• [Exercise materials]:

== == ==

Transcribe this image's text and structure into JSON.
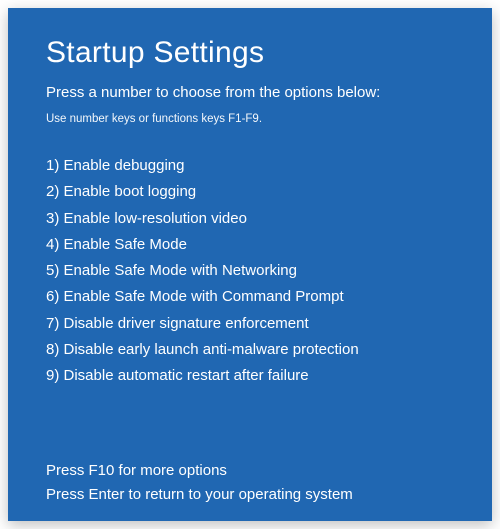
{
  "title": "Startup Settings",
  "instruction": "Press a number to choose from the options below:",
  "sub_instruction": "Use number keys or functions keys F1-F9.",
  "options": [
    {
      "num": "1)",
      "label": "Enable debugging"
    },
    {
      "num": "2)",
      "label": "Enable boot logging"
    },
    {
      "num": "3)",
      "label": "Enable low-resolution video"
    },
    {
      "num": "4)",
      "label": "Enable Safe Mode"
    },
    {
      "num": "5)",
      "label": "Enable Safe Mode with Networking"
    },
    {
      "num": "6)",
      "label": "Enable Safe Mode with Command Prompt"
    },
    {
      "num": "7)",
      "label": "Disable driver signature enforcement"
    },
    {
      "num": "8)",
      "label": "Disable early launch anti-malware protection"
    },
    {
      "num": "9)",
      "label": "Disable automatic restart after failure"
    }
  ],
  "footer": {
    "more": "Press F10 for more options",
    "return": "Press Enter to return to your operating system"
  }
}
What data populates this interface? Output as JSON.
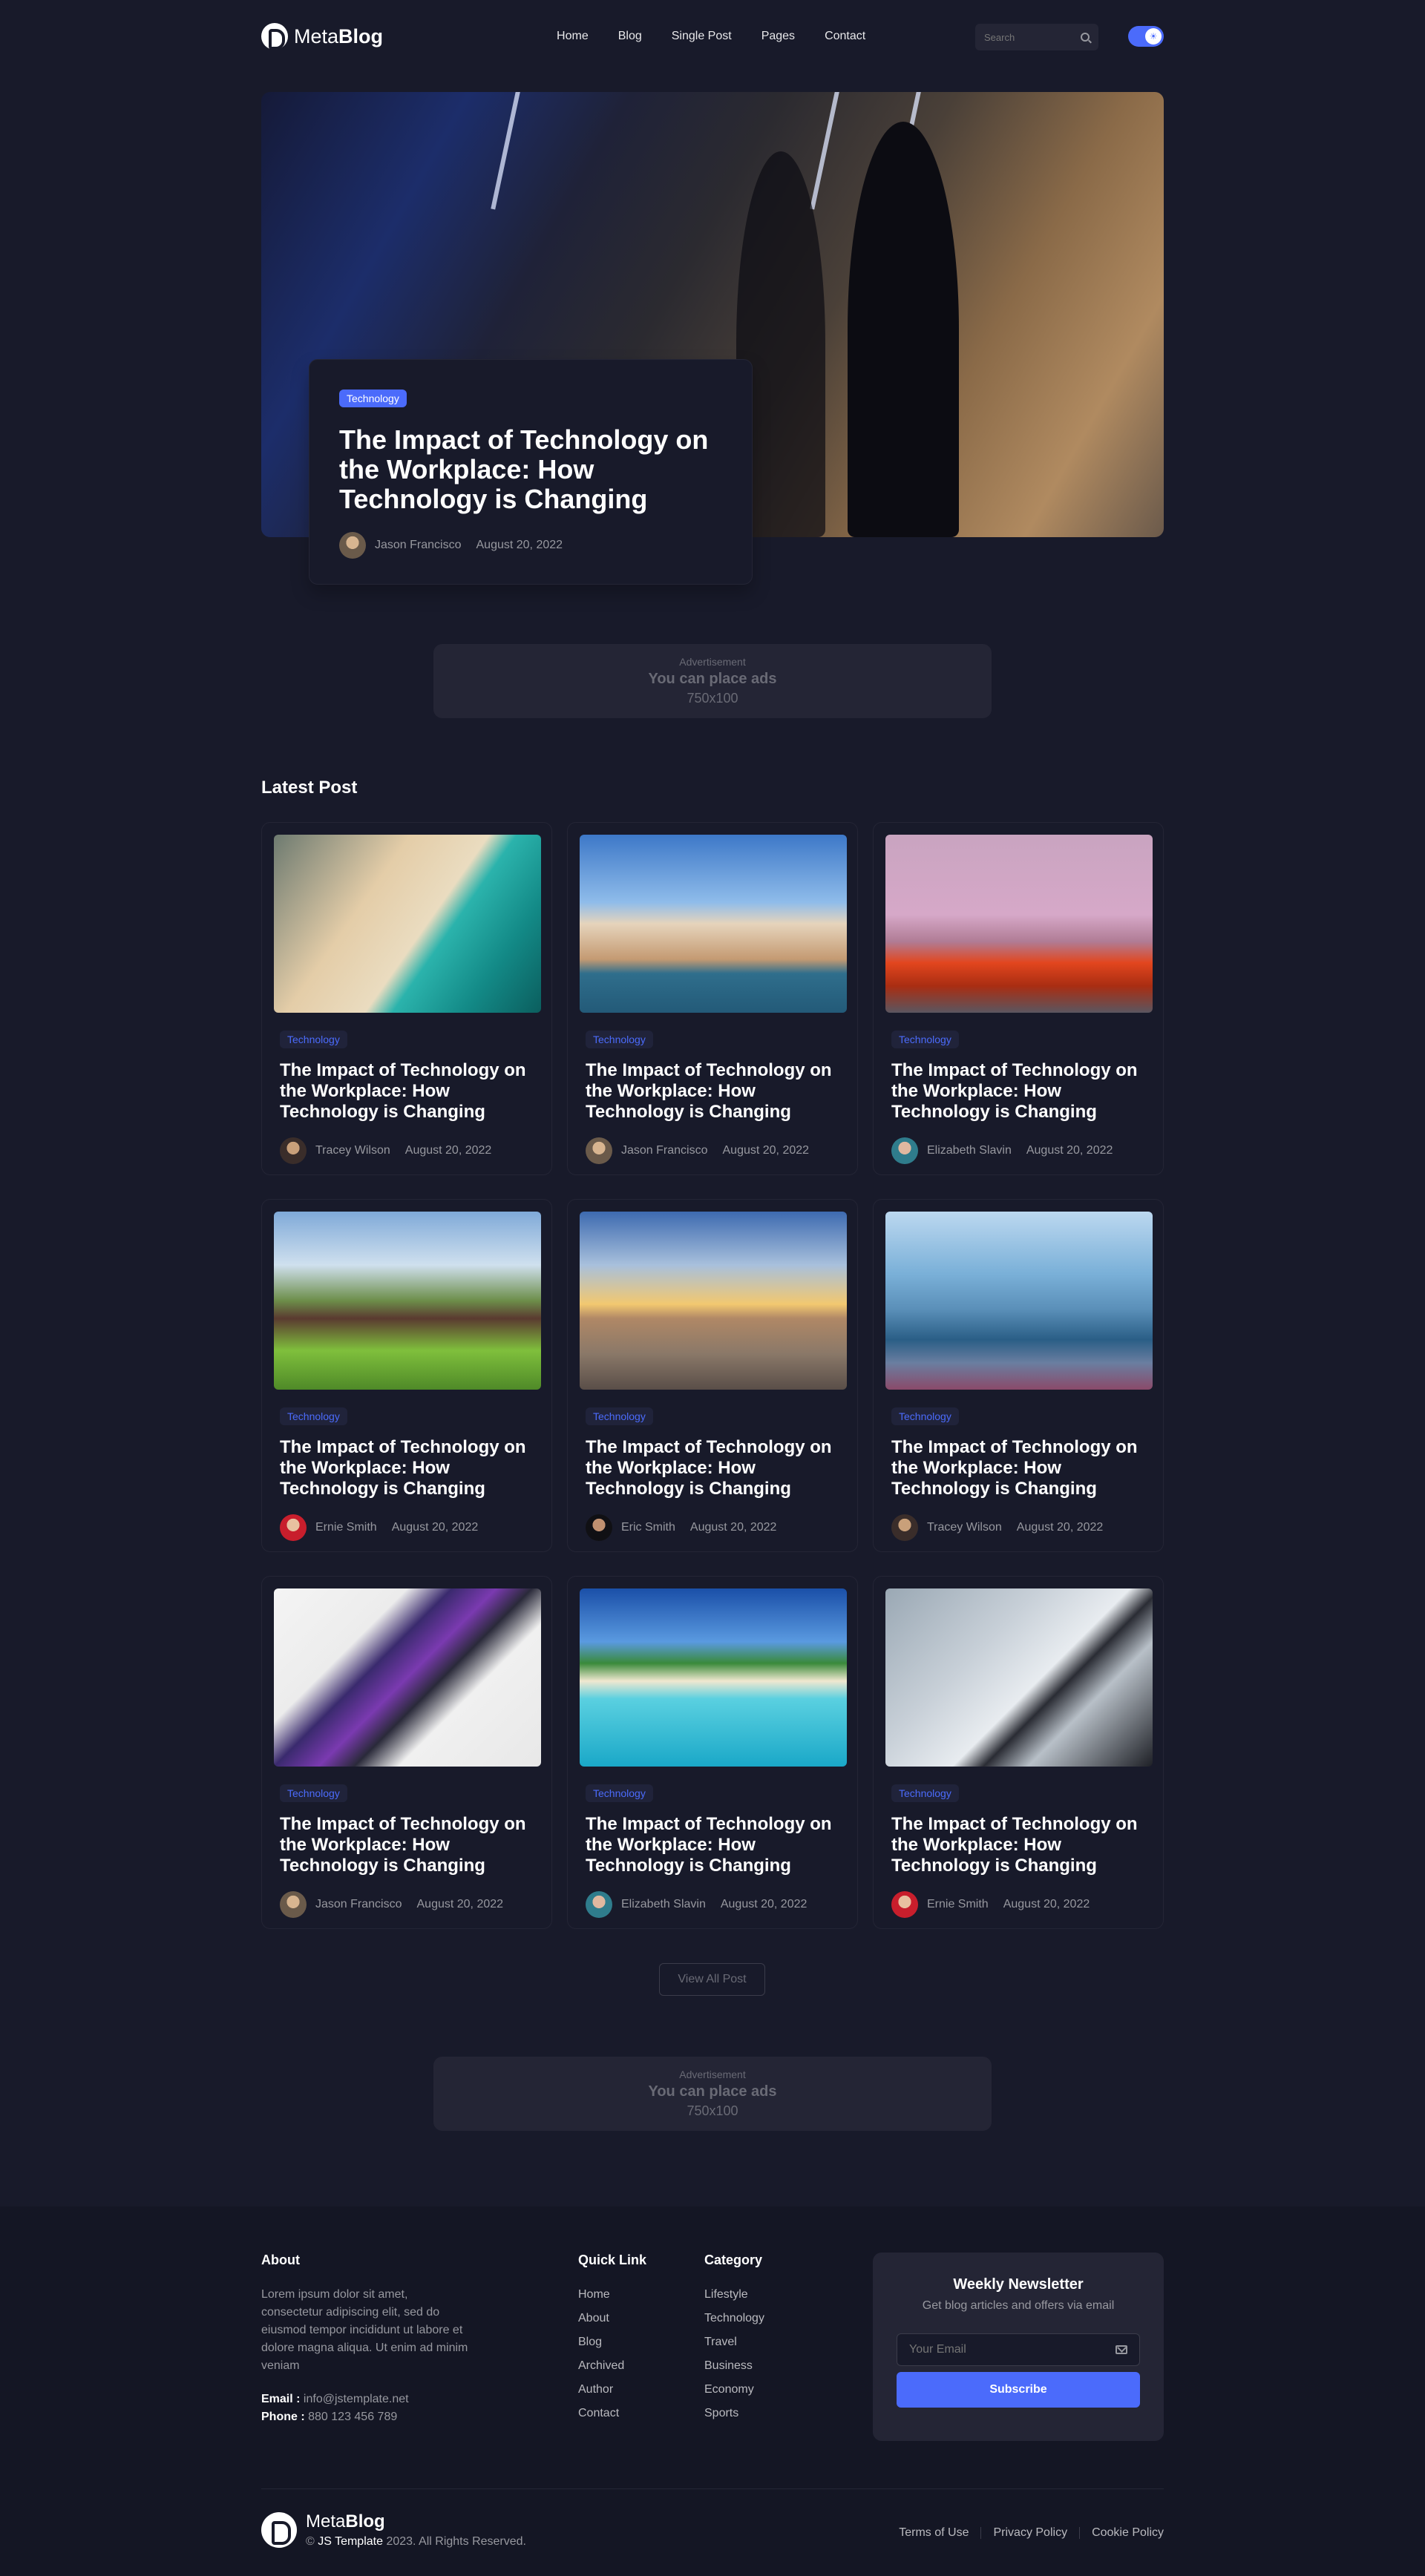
{
  "brand": {
    "prefix": "Meta",
    "bold": "Blog"
  },
  "nav": [
    "Home",
    "Blog",
    "Single Post",
    "Pages",
    "Contact"
  ],
  "search": {
    "placeholder": "Search"
  },
  "hero": {
    "tag": "Technology",
    "title": "The Impact of Technology on the Workplace: How Technology is Changing",
    "author": "Jason Francisco",
    "date": "August 20, 2022"
  },
  "ad": {
    "label": "Advertisement",
    "title": "You can place ads",
    "size": "750x100"
  },
  "latest": {
    "title": "Latest Post",
    "posts": [
      {
        "tag": "Technology",
        "title": "The Impact of Technology on the Workplace: How Technology is Changing",
        "author": "Tracey Wilson",
        "date": "August 20, 2022",
        "image": "beach-aerial"
      },
      {
        "tag": "Technology",
        "title": "The Impact of Technology on the Workplace: How Technology is Changing",
        "author": "Jason Francisco",
        "date": "August 20, 2022",
        "image": "venice-canal"
      },
      {
        "tag": "Technology",
        "title": "The Impact of Technology on the Workplace: How Technology is Changing",
        "author": "Elizabeth Slavin",
        "date": "August 20, 2022",
        "image": "red-car-woman"
      },
      {
        "tag": "Technology",
        "title": "The Impact of Technology on the Workplace: How Technology is Changing",
        "author": "Ernie Smith",
        "date": "August 20, 2022",
        "image": "countryside-house"
      },
      {
        "tag": "Technology",
        "title": "The Impact of Technology on the Workplace: How Technology is Changing",
        "author": "Eric Smith",
        "date": "August 20, 2022",
        "image": "stone-cairn-sunset"
      },
      {
        "tag": "Technology",
        "title": "The Impact of Technology on the Workplace: How Technology is Changing",
        "author": "Tracey Wilson",
        "date": "August 20, 2022",
        "image": "blue-classic-car"
      },
      {
        "tag": "Technology",
        "title": "The Impact of Technology on the Workplace: How Technology is Changing",
        "author": "Jason Francisco",
        "date": "August 20, 2022",
        "image": "smartphone-desk"
      },
      {
        "tag": "Technology",
        "title": "The Impact of Technology on the Workplace: How Technology is Changing",
        "author": "Elizabeth Slavin",
        "date": "August 20, 2022",
        "image": "tropical-island"
      },
      {
        "tag": "Technology",
        "title": "The Impact of Technology on the Workplace: How Technology is Changing",
        "author": "Ernie Smith",
        "date": "August 20, 2022",
        "image": "game-controller"
      }
    ],
    "view_all": "View All Post"
  },
  "footer": {
    "about_title": "About",
    "about_text": "Lorem ipsum dolor sit amet, consectetur adipiscing elit, sed do eiusmod tempor incididunt ut labore et dolore magna aliqua. Ut enim ad minim veniam",
    "email_label": "Email :",
    "email": "info@jstemplate.net",
    "phone_label": "Phone :",
    "phone": "880 123 456 789",
    "quick_title": "Quick Link",
    "quick_links": [
      "Home",
      "About",
      "Blog",
      "Archived",
      "Author",
      "Contact"
    ],
    "category_title": "Category",
    "categories": [
      "Lifestyle",
      "Technology",
      "Travel",
      "Business",
      "Economy",
      "Sports"
    ],
    "newsletter": {
      "title": "Weekly Newsletter",
      "subtitle": "Get blog articles and offers via email",
      "placeholder": "Your Email",
      "button": "Subscribe"
    },
    "copyright_brand": "JS Template",
    "copyright_text": "2023. All Rights Reserved.",
    "legal": [
      "Terms of Use",
      "Privacy Policy",
      "Cookie Policy"
    ]
  },
  "colors": {
    "accent": "#4b6bfb",
    "background": "#181a2a",
    "surface": "#242535"
  }
}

== == ==

• [Your goal]: The records above are to be reproduced exactly; the pictures are to be left out.

• [Answer to this task]:
Transcribe this image's text and structure into JSON.
{
  "title": "Startup Settings",
  "instruction": "Press a number to choose from the options below:",
  "sub_instruction": "Use number keys or functions keys F1-F9.",
  "options": [
    {
      "num": "1)",
      "label": "Enable debugging"
    },
    {
      "num": "2)",
      "label": "Enable boot logging"
    },
    {
      "num": "3)",
      "label": "Enable low-resolution video"
    },
    {
      "num": "4)",
      "label": "Enable Safe Mode"
    },
    {
      "num": "5)",
      "label": "Enable Safe Mode with Networking"
    },
    {
      "num": "6)",
      "label": "Enable Safe Mode with Command Prompt"
    },
    {
      "num": "7)",
      "label": "Disable driver signature enforcement"
    },
    {
      "num": "8)",
      "label": "Disable early launch anti-malware protection"
    },
    {
      "num": "9)",
      "label": "Disable automatic restart after failure"
    }
  ],
  "footer": {
    "more": "Press F10 for more options",
    "return": "Press Enter to return to your operating system"
  }
}
What data populates this interface? Output as JSON.
{
  "brand": {
    "prefix": "Meta",
    "bold": "Blog"
  },
  "nav": [
    "Home",
    "Blog",
    "Single Post",
    "Pages",
    "Contact"
  ],
  "search": {
    "placeholder": "Search"
  },
  "hero": {
    "tag": "Technology",
    "title": "The Impact of Technology on the Workplace: How Technology is Changing",
    "author": "Jason Francisco",
    "date": "August 20, 2022"
  },
  "ad": {
    "label": "Advertisement",
    "title": "You can place ads",
    "size": "750x100"
  },
  "latest": {
    "title": "Latest Post",
    "posts": [
      {
        "tag": "Technology",
        "title": "The Impact of Technology on the Workplace: How Technology is Changing",
        "author": "Tracey Wilson",
        "date": "August 20, 2022",
        "image": "beach-aerial"
      },
      {
        "tag": "Technology",
        "title": "The Impact of Technology on the Workplace: How Technology is Changing",
        "author": "Jason Francisco",
        "date": "August 20, 2022",
        "image": "venice-canal"
      },
      {
        "tag": "Technology",
        "title": "The Impact of Technology on the Workplace: How Technology is Changing",
        "author": "Elizabeth Slavin",
        "date": "August 20, 2022",
        "image": "red-car-woman"
      },
      {
        "tag": "Technology",
        "title": "The Impact of Technology on the Workplace: How Technology is Changing",
        "author": "Ernie Smith",
        "date": "August 20, 2022",
        "image": "countryside-house"
      },
      {
        "tag": "Technology",
        "title": "The Impact of Technology on the Workplace: How Technology is Changing",
        "author": "Eric Smith",
        "date": "August 20, 2022",
        "image": "stone-cairn-sunset"
      },
      {
        "tag": "Technology",
        "title": "The Impact of Technology on the Workplace: How Technology is Changing",
        "author": "Tracey Wilson",
        "date": "August 20, 2022",
        "image": "blue-classic-car"
      },
      {
        "tag": "Technology",
        "title": "The Impact of Technology on the Workplace: How Technology is Changing",
        "author": "Jason Francisco",
        "date": "August 20, 2022",
        "image": "smartphone-desk"
      },
      {
        "tag": "Technology",
        "title": "The Impact of Technology on the Workplace: How Technology is Changing",
        "author": "Elizabeth Slavin",
        "date": "August 20, 2022",
        "image": "tropical-island"
      },
      {
        "tag": "Technology",
        "title": "The Impact of Technology on the Workplace: How Technology is Changing",
        "author": "Ernie Smith",
        "date": "August 20, 2022",
        "image": "game-controller"
      }
    ],
    "view_all": "View All Post"
  },
  "footer": {
    "about_title": "About",
    "about_text": "Lorem ipsum dolor sit amet, consectetur adipiscing elit, sed do eiusmod tempor incididunt ut labore et dolore magna aliqua. Ut enim ad minim veniam",
    "email_label": "Email :",
    "email": "info@jstemplate.net",
    "phone_label": "Phone :",
    "phone": "880 123 456 789",
    "quick_title": "Quick Link",
    "quick_links": [
      "Home",
      "About",
      "Blog",
      "Archived",
      "Author",
      "Contact"
    ],
    "category_title": "Category",
    "categories": [
      "Lifestyle",
      "Technology",
      "Travel",
      "Business",
      "Economy",
      "Sports"
    ],
    "newsletter": {
      "title": "Weekly Newsletter",
      "subtitle": "Get blog articles and offers via email",
      "placeholder": "Your Email",
      "button": "Subscribe"
    },
    "copyright_brand": "JS Template",
    "copyright_text": "2023. All Rights Reserved.",
    "legal": [
      "Terms of Use",
      "Privacy Policy",
      "Cookie Policy"
    ]
  },
  "colors": {
    "accent": "#4b6bfb",
    "background": "#181a2a",
    "surface": "#242535"
  }
}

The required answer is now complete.